- _DATASET ENTRIES_:

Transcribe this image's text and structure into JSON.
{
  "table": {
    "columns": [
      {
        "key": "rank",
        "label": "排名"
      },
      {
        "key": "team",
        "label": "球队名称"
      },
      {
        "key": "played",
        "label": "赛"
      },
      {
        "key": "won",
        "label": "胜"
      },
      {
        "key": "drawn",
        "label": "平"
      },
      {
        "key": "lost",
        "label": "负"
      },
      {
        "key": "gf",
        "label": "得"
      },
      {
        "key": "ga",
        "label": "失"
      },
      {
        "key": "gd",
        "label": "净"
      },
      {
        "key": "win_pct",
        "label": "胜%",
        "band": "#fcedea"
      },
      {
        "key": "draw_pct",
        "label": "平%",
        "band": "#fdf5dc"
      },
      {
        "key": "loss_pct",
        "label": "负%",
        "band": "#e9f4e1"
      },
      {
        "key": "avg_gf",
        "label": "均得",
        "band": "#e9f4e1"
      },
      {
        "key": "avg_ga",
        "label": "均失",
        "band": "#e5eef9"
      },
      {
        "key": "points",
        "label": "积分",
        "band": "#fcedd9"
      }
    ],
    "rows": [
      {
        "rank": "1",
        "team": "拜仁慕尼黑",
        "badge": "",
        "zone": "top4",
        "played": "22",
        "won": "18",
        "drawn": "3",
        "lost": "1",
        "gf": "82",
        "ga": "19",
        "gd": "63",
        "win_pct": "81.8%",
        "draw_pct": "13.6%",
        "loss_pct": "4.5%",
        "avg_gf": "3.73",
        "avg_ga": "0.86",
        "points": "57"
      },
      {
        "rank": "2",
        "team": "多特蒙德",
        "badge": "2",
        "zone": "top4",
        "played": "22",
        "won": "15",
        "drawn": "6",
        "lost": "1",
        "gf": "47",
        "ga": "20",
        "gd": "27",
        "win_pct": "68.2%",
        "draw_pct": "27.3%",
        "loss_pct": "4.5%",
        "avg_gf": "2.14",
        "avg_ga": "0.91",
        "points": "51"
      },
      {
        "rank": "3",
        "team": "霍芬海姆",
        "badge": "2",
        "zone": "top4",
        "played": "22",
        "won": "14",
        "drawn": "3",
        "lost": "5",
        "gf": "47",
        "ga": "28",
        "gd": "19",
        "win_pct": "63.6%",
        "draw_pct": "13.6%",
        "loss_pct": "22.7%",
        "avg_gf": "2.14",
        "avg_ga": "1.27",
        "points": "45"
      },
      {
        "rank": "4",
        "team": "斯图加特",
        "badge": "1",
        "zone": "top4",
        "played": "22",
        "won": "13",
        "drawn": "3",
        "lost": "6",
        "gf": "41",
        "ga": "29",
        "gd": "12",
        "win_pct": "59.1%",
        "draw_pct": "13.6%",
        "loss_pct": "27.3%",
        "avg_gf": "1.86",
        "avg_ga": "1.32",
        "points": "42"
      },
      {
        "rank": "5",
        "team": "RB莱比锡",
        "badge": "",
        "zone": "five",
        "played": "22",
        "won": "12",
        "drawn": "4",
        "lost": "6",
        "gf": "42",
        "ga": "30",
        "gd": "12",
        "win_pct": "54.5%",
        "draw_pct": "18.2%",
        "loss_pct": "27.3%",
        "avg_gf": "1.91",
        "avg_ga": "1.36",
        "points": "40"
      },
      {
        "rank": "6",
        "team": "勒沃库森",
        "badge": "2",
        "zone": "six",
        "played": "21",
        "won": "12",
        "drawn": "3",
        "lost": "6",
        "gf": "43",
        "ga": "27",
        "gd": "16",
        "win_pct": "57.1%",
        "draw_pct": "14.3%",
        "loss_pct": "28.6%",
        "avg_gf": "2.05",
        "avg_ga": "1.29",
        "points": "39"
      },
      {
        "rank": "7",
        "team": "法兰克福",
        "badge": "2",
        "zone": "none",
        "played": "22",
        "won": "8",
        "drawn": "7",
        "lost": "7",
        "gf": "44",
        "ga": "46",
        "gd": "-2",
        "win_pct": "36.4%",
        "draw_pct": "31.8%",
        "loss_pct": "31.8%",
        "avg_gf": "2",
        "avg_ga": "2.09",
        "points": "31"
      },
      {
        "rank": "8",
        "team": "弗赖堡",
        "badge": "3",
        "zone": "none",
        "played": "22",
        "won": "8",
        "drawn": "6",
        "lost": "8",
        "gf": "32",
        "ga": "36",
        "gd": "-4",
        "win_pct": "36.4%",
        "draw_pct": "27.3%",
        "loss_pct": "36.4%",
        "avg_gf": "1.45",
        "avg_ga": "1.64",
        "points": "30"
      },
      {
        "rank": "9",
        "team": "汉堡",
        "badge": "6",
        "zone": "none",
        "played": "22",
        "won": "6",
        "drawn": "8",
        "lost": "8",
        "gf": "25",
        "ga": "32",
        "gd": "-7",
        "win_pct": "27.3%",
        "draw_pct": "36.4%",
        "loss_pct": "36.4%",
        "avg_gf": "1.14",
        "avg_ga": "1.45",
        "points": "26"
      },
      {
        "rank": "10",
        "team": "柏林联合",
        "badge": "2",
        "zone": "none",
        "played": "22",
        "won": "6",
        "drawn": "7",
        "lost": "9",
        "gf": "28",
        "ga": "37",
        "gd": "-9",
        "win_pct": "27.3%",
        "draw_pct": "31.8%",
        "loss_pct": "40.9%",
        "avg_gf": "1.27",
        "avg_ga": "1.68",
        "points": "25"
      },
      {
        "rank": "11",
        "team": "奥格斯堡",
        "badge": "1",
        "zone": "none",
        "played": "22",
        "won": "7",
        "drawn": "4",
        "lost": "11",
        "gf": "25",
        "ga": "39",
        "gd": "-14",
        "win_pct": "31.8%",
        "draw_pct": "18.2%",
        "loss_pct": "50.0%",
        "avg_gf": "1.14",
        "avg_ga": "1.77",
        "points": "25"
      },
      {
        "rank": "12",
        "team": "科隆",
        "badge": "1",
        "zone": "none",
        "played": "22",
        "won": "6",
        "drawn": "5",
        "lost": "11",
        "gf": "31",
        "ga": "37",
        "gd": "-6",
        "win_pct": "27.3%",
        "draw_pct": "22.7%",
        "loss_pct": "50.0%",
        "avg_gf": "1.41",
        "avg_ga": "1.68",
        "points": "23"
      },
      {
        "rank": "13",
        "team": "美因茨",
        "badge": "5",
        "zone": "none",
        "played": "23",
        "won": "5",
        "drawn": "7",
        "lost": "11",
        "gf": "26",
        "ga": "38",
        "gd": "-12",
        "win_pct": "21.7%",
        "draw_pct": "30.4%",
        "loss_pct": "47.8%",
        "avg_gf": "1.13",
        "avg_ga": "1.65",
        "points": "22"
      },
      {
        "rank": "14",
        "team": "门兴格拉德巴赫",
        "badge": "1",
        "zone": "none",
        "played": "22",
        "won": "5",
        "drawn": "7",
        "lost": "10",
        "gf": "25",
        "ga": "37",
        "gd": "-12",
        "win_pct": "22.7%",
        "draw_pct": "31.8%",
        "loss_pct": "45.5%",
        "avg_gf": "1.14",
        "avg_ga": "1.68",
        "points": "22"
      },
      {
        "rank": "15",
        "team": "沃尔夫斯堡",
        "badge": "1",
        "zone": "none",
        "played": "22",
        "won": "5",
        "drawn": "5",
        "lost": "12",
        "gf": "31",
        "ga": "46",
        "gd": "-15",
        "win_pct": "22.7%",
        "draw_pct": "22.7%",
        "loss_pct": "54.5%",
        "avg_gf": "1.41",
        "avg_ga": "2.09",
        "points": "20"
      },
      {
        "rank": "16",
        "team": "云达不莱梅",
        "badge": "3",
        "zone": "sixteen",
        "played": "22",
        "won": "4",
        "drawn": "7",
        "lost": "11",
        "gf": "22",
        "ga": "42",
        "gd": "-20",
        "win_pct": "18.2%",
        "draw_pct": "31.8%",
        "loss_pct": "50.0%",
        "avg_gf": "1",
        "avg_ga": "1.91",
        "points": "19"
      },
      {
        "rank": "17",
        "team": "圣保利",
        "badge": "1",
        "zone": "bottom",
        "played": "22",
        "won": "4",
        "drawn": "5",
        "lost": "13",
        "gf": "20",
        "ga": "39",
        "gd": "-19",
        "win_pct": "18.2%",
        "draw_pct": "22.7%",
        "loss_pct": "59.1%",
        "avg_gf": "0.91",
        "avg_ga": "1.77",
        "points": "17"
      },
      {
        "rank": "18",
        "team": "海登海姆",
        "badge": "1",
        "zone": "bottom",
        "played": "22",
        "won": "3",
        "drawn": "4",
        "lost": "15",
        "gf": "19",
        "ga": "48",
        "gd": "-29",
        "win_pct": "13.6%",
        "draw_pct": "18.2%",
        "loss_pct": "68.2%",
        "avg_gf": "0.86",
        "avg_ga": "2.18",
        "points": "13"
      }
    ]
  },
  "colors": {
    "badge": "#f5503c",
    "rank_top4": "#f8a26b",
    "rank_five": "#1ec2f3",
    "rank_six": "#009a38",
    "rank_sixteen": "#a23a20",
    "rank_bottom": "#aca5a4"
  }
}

- _DIRECTIONS_: Look through the data above. Find each line with the string "band" and copy it.

- _ANSWER TO THE PROBLEM_:
        "band": "#fcedea"
        "band": "#fdf5dc"
        "band": "#e9f4e1"
        "band": "#e9f4e1"
        "band": "#e5eef9"
        "band": "#fcedd9"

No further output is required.